**Exercise**
Return a copy of each line that holds the string "JSON".

(Part of a data file)

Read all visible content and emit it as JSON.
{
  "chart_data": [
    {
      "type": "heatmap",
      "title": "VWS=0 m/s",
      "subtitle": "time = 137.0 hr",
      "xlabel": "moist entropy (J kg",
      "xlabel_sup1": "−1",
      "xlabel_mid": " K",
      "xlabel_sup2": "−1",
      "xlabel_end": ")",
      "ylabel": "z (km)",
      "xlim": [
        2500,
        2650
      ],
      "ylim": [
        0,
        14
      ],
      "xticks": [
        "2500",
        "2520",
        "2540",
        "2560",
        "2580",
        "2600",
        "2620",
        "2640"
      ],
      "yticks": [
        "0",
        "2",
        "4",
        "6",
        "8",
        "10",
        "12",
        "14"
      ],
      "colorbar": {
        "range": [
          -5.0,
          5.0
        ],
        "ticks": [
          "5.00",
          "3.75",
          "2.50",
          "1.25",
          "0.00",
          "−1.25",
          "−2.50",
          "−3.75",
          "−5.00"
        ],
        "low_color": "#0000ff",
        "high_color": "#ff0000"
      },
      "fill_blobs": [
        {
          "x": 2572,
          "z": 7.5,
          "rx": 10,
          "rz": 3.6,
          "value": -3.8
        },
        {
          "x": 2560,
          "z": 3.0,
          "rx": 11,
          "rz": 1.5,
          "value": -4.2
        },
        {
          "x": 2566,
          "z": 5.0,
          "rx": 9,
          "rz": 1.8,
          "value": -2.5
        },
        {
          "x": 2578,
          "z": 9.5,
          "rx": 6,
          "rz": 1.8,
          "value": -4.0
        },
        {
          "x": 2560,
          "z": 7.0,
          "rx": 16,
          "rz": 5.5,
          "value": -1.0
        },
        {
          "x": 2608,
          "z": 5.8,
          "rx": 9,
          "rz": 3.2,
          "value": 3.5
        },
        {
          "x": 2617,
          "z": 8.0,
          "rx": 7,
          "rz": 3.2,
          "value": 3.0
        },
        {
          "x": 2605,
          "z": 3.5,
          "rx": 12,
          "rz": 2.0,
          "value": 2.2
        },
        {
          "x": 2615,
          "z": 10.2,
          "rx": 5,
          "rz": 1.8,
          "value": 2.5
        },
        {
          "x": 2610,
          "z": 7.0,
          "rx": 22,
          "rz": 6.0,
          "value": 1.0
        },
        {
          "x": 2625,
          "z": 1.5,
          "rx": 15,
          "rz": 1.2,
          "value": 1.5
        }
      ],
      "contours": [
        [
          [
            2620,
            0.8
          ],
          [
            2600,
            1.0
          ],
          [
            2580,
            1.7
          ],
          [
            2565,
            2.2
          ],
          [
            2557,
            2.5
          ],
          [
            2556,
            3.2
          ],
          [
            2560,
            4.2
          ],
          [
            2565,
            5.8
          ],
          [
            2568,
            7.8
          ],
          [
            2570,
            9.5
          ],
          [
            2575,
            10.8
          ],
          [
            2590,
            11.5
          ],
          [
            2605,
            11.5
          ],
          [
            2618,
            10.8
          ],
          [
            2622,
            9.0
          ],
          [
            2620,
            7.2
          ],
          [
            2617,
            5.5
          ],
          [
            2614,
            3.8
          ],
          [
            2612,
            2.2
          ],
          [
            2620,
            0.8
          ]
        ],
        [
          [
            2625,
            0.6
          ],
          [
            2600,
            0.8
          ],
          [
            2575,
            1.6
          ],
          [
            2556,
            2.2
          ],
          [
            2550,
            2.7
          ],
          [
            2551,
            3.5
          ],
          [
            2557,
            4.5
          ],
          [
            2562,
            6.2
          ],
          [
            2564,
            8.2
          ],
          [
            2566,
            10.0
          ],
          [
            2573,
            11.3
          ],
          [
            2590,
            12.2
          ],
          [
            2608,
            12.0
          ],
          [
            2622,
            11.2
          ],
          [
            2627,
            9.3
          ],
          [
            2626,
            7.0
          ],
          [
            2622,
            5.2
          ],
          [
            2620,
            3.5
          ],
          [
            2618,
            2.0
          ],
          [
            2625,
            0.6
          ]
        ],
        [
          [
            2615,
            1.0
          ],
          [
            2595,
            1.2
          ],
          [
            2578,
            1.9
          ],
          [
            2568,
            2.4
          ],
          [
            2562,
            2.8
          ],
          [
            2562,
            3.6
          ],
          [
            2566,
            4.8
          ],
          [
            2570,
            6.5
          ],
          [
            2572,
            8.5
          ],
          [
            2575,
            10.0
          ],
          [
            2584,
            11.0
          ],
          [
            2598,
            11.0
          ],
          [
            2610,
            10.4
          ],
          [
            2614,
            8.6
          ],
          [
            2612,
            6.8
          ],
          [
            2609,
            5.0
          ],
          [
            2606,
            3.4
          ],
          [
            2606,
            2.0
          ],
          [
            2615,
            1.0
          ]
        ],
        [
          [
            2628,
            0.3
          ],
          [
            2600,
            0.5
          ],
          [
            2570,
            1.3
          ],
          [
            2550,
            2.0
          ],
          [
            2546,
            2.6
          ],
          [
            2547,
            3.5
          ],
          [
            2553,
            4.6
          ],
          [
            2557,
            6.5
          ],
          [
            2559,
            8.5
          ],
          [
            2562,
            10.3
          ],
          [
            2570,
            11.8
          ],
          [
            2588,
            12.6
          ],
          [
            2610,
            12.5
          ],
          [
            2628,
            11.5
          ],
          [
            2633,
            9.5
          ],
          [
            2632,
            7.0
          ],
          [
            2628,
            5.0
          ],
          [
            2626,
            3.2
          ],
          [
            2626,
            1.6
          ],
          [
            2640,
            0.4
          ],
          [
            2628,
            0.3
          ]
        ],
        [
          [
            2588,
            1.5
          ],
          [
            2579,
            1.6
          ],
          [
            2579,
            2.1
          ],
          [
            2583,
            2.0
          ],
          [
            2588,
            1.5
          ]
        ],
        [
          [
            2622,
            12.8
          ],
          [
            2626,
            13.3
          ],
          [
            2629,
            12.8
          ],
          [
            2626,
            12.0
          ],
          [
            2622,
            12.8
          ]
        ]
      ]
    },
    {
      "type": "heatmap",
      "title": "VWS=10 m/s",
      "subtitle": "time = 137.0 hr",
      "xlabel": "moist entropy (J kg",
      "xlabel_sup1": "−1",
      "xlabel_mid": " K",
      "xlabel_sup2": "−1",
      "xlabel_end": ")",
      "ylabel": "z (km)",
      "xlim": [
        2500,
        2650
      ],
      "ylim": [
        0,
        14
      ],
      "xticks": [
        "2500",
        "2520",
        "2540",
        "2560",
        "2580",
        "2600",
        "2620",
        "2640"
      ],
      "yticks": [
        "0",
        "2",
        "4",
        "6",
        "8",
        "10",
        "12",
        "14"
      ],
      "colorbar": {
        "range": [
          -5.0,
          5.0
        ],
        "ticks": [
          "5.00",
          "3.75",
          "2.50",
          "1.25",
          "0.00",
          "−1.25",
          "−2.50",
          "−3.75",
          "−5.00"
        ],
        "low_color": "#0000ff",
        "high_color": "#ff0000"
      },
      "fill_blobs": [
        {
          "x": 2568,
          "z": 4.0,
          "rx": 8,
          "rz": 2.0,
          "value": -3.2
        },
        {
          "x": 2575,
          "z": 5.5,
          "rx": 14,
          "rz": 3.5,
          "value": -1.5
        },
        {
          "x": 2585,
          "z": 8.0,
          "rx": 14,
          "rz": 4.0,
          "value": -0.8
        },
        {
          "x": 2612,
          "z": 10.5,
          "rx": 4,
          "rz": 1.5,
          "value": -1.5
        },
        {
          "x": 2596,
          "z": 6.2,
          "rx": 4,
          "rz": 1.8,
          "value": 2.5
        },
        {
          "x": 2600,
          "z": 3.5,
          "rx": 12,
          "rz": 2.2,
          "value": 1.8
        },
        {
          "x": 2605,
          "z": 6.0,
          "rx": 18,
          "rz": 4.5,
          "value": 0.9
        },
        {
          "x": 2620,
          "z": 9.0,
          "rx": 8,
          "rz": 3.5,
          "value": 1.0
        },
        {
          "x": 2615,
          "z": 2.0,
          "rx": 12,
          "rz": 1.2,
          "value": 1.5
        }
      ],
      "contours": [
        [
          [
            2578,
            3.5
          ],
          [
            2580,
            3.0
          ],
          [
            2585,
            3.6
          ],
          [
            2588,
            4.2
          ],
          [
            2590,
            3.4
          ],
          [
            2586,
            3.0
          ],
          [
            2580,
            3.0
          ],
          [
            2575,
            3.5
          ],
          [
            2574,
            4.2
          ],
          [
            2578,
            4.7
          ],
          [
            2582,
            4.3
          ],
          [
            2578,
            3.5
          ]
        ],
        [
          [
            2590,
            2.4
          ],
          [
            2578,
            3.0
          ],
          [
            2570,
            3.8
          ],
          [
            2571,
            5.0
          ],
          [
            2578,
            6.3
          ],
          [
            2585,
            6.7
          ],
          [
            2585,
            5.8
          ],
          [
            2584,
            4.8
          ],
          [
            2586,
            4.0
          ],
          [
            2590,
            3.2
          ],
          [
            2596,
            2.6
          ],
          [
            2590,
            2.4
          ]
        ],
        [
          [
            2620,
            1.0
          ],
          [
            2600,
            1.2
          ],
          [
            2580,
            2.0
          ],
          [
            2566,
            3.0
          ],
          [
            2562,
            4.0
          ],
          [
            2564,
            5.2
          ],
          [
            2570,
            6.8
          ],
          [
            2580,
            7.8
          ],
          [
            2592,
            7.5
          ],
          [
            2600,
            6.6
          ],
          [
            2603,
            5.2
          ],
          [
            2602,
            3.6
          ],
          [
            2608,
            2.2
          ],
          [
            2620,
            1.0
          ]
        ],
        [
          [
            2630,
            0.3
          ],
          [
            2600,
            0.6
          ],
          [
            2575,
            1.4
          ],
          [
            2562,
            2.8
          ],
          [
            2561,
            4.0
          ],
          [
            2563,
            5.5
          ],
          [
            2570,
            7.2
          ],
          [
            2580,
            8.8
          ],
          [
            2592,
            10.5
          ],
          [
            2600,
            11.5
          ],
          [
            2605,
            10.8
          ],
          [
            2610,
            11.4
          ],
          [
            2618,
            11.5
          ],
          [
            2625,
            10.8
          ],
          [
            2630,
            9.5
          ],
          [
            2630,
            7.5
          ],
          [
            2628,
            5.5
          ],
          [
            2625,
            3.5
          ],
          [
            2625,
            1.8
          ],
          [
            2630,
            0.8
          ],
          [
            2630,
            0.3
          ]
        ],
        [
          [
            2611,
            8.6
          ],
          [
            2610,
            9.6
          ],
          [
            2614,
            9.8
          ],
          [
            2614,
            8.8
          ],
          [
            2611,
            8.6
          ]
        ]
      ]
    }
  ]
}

...

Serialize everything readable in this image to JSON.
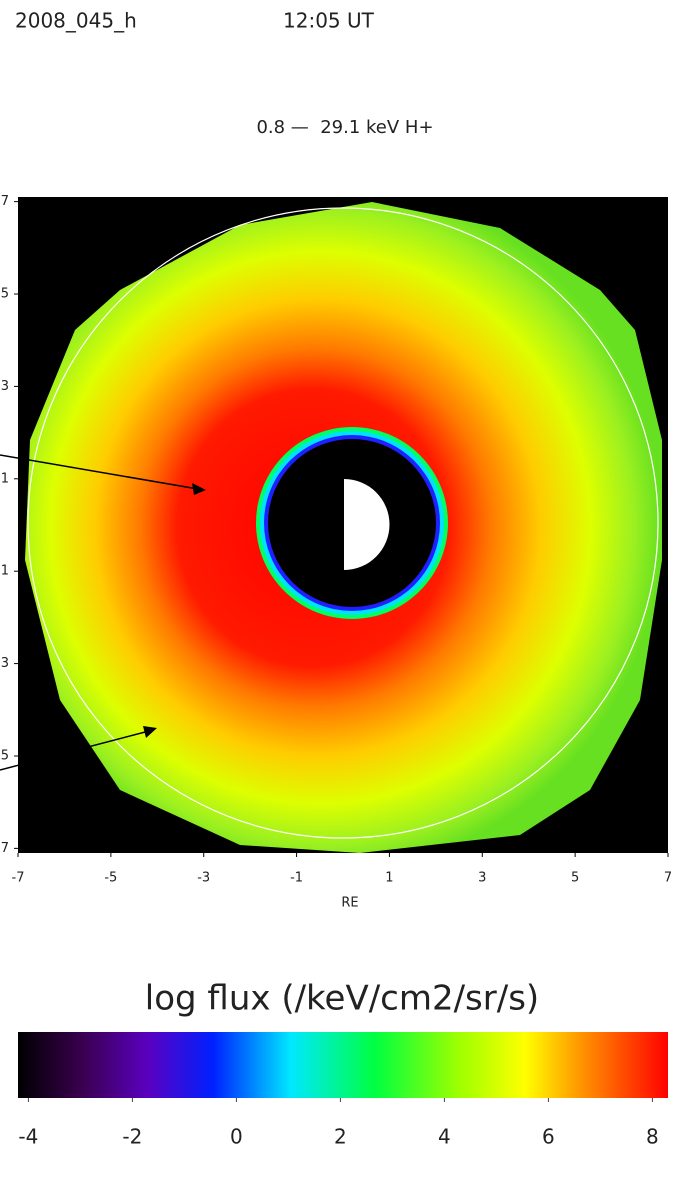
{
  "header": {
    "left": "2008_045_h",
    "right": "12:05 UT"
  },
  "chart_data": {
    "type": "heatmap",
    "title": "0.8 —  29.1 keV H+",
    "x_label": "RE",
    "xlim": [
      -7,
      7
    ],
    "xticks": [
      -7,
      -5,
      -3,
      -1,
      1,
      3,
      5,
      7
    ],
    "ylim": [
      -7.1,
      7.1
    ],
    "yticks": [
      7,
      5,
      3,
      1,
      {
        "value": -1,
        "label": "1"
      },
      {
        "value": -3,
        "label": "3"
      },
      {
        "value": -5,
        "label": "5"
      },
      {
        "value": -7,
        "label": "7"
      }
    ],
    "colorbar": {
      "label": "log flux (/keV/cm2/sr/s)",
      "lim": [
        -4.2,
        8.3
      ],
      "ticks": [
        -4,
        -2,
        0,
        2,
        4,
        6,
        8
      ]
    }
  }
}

**Answer below**
Read all visible content and emit it as JSON.
Serialize everything readable in this image to JSON.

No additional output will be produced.